### WORK REQUIRED
What follows is a set of records; repeat all of them exactly.

Stored records:
----------

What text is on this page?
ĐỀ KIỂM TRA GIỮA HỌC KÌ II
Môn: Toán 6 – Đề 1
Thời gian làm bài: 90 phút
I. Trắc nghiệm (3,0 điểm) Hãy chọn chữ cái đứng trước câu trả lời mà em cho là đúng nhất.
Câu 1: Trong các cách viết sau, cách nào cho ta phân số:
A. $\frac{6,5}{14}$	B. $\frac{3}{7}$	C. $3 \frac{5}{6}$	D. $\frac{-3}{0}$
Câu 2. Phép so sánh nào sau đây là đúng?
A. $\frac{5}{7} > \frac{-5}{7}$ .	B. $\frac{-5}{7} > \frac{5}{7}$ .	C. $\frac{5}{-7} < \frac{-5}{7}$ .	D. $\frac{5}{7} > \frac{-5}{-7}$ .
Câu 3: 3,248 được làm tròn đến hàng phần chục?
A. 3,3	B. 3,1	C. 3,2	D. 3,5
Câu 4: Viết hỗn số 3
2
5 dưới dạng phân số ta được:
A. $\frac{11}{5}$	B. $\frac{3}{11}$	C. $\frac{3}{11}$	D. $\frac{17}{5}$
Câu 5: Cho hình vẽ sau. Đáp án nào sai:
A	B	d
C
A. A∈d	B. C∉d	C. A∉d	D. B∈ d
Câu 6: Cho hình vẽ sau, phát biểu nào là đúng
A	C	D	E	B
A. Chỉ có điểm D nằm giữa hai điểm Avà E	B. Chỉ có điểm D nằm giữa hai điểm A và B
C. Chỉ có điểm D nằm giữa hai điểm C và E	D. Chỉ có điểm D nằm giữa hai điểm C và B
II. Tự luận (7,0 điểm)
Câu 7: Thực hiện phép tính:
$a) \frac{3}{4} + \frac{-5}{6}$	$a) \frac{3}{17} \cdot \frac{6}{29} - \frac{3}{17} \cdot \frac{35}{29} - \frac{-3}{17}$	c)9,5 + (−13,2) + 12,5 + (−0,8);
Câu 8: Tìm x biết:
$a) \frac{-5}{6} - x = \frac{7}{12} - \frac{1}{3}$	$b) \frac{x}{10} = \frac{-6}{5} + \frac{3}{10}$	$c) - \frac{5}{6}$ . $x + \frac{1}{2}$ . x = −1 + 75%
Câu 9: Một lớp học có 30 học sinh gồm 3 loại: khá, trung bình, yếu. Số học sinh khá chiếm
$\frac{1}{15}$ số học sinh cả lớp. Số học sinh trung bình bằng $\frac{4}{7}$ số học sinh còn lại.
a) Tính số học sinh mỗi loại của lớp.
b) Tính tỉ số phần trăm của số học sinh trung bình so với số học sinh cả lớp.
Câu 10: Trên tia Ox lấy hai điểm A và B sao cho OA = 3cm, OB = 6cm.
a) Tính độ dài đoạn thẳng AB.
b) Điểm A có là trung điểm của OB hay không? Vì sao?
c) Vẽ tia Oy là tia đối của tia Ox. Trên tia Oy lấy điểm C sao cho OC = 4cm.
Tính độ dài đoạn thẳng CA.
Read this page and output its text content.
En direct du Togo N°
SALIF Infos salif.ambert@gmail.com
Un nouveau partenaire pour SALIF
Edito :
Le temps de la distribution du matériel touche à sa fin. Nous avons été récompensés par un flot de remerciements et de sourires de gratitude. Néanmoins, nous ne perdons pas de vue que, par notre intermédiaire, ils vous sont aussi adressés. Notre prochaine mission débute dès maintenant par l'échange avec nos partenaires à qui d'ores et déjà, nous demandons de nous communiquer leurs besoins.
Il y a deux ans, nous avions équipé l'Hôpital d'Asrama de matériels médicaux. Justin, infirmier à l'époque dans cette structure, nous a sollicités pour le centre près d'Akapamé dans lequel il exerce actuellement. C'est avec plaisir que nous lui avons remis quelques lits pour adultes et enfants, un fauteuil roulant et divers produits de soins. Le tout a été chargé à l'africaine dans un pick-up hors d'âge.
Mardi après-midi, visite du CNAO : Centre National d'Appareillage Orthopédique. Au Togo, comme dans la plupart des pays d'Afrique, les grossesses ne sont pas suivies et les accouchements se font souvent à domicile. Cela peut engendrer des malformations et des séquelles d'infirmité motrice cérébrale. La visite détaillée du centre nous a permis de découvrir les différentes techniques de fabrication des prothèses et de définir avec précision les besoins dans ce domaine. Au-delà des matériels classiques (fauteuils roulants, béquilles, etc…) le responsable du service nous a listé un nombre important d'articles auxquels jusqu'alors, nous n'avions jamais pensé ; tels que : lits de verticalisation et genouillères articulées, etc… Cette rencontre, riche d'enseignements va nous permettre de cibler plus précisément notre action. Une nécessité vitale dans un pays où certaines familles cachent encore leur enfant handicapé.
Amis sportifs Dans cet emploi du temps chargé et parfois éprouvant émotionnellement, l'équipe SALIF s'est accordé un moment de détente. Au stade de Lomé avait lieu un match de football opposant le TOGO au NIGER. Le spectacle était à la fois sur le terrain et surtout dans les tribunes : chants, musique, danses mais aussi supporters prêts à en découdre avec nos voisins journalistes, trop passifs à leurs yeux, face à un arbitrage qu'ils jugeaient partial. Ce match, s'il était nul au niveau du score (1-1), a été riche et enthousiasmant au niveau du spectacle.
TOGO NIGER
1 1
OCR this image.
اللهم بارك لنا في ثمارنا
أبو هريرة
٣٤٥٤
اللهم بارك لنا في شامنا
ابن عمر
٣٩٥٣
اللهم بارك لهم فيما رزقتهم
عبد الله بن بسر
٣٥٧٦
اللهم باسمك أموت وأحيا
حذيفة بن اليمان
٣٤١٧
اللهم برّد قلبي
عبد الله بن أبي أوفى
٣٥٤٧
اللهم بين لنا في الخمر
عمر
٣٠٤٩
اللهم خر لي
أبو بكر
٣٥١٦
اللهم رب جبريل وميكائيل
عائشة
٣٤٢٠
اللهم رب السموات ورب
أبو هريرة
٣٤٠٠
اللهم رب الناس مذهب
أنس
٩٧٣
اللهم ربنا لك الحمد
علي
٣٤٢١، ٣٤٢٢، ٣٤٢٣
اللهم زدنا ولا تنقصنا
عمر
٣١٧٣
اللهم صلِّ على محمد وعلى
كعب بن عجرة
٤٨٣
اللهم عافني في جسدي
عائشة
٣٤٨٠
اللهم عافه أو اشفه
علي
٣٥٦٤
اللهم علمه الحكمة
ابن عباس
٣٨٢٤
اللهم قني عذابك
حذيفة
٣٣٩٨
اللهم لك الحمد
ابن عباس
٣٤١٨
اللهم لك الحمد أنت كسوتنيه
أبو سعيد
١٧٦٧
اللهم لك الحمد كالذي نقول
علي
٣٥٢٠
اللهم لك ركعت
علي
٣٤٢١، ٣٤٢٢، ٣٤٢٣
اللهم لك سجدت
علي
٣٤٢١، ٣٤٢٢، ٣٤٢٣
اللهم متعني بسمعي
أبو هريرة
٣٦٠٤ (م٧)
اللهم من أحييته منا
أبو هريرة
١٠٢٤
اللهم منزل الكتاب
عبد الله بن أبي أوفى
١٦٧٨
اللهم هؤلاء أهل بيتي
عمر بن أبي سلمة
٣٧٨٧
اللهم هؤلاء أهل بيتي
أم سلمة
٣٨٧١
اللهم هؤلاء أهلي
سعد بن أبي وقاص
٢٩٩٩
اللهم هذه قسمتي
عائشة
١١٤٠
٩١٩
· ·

----------

### RESULT OF THE TASK
What text is on this page?
ĐỀ KIỂM TRA GIỮA HỌC KÌ II
Môn: Toán 6 – Đề 1
Thời gian làm bài: 90 phút
I. Trắc nghiệm (3,0 điểm) Hãy chọn chữ cái đứng trước câu trả lời mà em cho là đúng nhất.
Câu 1: Trong các cách viết sau, cách nào cho ta phân số:
A. $\frac{6,5}{14}$	B. $\frac{3}{7}$	C. $3 \frac{5}{6}$	D. $\frac{-3}{0}$
Câu 2. Phép so sánh nào sau đây là đúng?
A. $\frac{5}{7} > \frac{-5}{7}$ .	B. $\frac{-5}{7} > \frac{5}{7}$ .	C. $\frac{5}{-7} < \frac{-5}{7}$ .	D. $\frac{5}{7} > \frac{-5}{-7}$ .
Câu 3: 3,248 được làm tròn đến hàng phần chục?
A. 3,3	B. 3,1	C. 3,2	D. 3,5
Câu 4: Viết hỗn số 3
2
5 dưới dạng phân số ta được:
A. $\frac{11}{5}$	B. $\frac{3}{11}$	C. $\frac{3}{11}$	D. $\frac{17}{5}$
Câu 5: Cho hình vẽ sau. Đáp án nào sai:
A	B	d
C
A. A∈d	B. C∉d	C. A∉d	D. B∈ d
Câu 6: Cho hình vẽ sau, phát biểu nào là đúng
A	C	D	E	B
A. Chỉ có điểm D nằm giữa hai điểm Avà E	B. Chỉ có điểm D nằm giữa hai điểm A và B
C. Chỉ có điểm D nằm giữa hai điểm C và E	D. Chỉ có điểm D nằm giữa hai điểm C và B
II. Tự luận (7,0 điểm)
Câu 7: Thực hiện phép tính:
$a) \frac{3}{4} + \frac{-5}{6}$	$a) \frac{3}{17} \cdot \frac{6}{29} - \frac{3}{17} \cdot \frac{35}{29} - \frac{-3}{17}$	c)9,5 + (−13,2) + 12,5 + (−0,8);
Câu 8: Tìm x biết:
$a) \frac{-5}{6} - x = \frac{7}{12} - \frac{1}{3}$	$b) \frac{x}{10} = \frac{-6}{5} + \frac{3}{10}$	$c) - \frac{5}{6}$ . $x + \frac{1}{2}$ . x = −1 + 75%
Câu 9: Một lớp học có 30 học sinh gồm 3 loại: khá, trung bình, yếu. Số học sinh khá chiếm
$\frac{1}{15}$ số học sinh cả lớp. Số học sinh trung bình bằng $\frac{4}{7}$ số học sinh còn lại.
a) Tính số học sinh mỗi loại của lớp.
b) Tính tỉ số phần trăm của số học sinh trung bình so với số học sinh cả lớp.
Câu 10: Trên tia Ox lấy hai điểm A và B sao cho OA = 3cm, OB = 6cm.
a) Tính độ dài đoạn thẳng AB.
b) Điểm A có là trung điểm của OB hay không? Vì sao?
c) Vẽ tia Oy là tia đối của tia Ox. Trên tia Oy lấy điểm C sao cho OC = 4cm.
Tính độ dài đoạn thẳng CA.
Read this page and output its text content.
En direct du Togo N°
SALIF Infos salif.ambert@gmail.com
Un nouveau partenaire pour SALIF
Edito :
Le temps de la distribution du matériel touche à sa fin. Nous avons été récompensés par un flot de remerciements et de sourires de gratitude. Néanmoins, nous ne perdons pas de vue que, par notre intermédiaire, ils vous sont aussi adressés. Notre prochaine mission débute dès maintenant par l'échange avec nos partenaires à qui d'ores et déjà, nous demandons de nous communiquer leurs besoins.
Il y a deux ans, nous avions équipé l'Hôpital d'Asrama de matériels médicaux. Justin, infirmier à l'époque dans cette structure, nous a sollicités pour le centre près d'Akapamé dans lequel il exerce actuellement. C'est avec plaisir que nous lui avons remis quelques lits pour adultes et enfants, un fauteuil roulant et divers produits de soins. Le tout a été chargé à l'africaine dans un pick-up hors d'âge.
Mardi après-midi, visite du CNAO : Centre National d'Appareillage Orthopédique. Au Togo, comme dans la plupart des pays d'Afrique, les grossesses ne sont pas suivies et les accouchements se font souvent à domicile. Cela peut engendrer des malformations et des séquelles d'infirmité motrice cérébrale. La visite détaillée du centre nous a permis de découvrir les différentes techniques de fabrication des prothèses et de définir avec précision les besoins dans ce domaine. Au-delà des matériels classiques (fauteuils roulants, béquilles, etc…) le responsable du service nous a listé un nombre important d'articles auxquels jusqu'alors, nous n'avions jamais pensé ; tels que : lits de verticalisation et genouillères articulées, etc… Cette rencontre, riche d'enseignements va nous permettre de cibler plus précisément notre action. Une nécessité vitale dans un pays où certaines familles cachent encore leur enfant handicapé.
Amis sportifs Dans cet emploi du temps chargé et parfois éprouvant émotionnellement, l'équipe SALIF s'est accordé un moment de détente. Au stade de Lomé avait lieu un match de football opposant le TOGO au NIGER. Le spectacle était à la fois sur le terrain et surtout dans les tribunes : chants, musique, danses mais aussi supporters prêts à en découdre avec nos voisins journalistes, trop passifs à leurs yeux, face à un arbitrage qu'ils jugeaient partial. Ce match, s'il était nul au niveau du score (1-1), a été riche et enthousiasmant au niveau du spectacle.
TOGO NIGER
1 1
OCR this image.
اللهم بارك لنا في ثمارنا
أبو هريرة
٣٤٥٤
اللهم بارك لنا في شامنا
ابن عمر
٣٩٥٣
اللهم بارك لهم فيما رزقتهم
عبد الله بن بسر
٣٥٧٦
اللهم باسمك أموت وأحيا
حذيفة بن اليمان
٣٤١٧
اللهم برّد قلبي
عبد الله بن أبي أوفى
٣٥٤٧
اللهم بين لنا في الخمر
عمر
٣٠٤٩
اللهم خر لي
أبو بكر
٣٥١٦
اللهم رب جبريل وميكائيل
عائشة
٣٤٢٠
اللهم رب السموات ورب
أبو هريرة
٣٤٠٠
اللهم رب الناس مذهب
أنس
٩٧٣
اللهم ربنا لك الحمد
علي
٣٤٢١، ٣٤٢٢، ٣٤٢٣
اللهم زدنا ولا تنقصنا
عمر
٣١٧٣
اللهم صلِّ على محمد وعلى
كعب بن عجرة
٤٨٣
اللهم عافني في جسدي
عائشة
٣٤٨٠
اللهم عافه أو اشفه
علي
٣٥٦٤
اللهم علمه الحكمة
ابن عباس
٣٨٢٤
اللهم قني عذابك
حذيفة
٣٣٩٨
اللهم لك الحمد
ابن عباس
٣٤١٨
اللهم لك الحمد أنت كسوتنيه
أبو سعيد
١٧٦٧
اللهم لك الحمد كالذي نقول
علي
٣٥٢٠
اللهم لك ركعت
علي
٣٤٢١، ٣٤٢٢، ٣٤٢٣
اللهم لك سجدت
علي
٣٤٢١، ٣٤٢٢، ٣٤٢٣
اللهم متعني بسمعي
أبو هريرة
٣٦٠٤ (م٧)
اللهم من أحييته منا
أبو هريرة
١٠٢٤
اللهم منزل الكتاب
عبد الله بن أبي أوفى
١٦٧٨
اللهم هؤلاء أهل بيتي
عمر بن أبي سلمة
٣٧٨٧
اللهم هؤلاء أهل بيتي
أم سلمة
٣٨٧١
اللهم هؤلاء أهلي
سعد بن أبي وقاص
٢٩٩٩
اللهم هذه قسمتي
عائشة
١١٤٠
٩١٩
· ·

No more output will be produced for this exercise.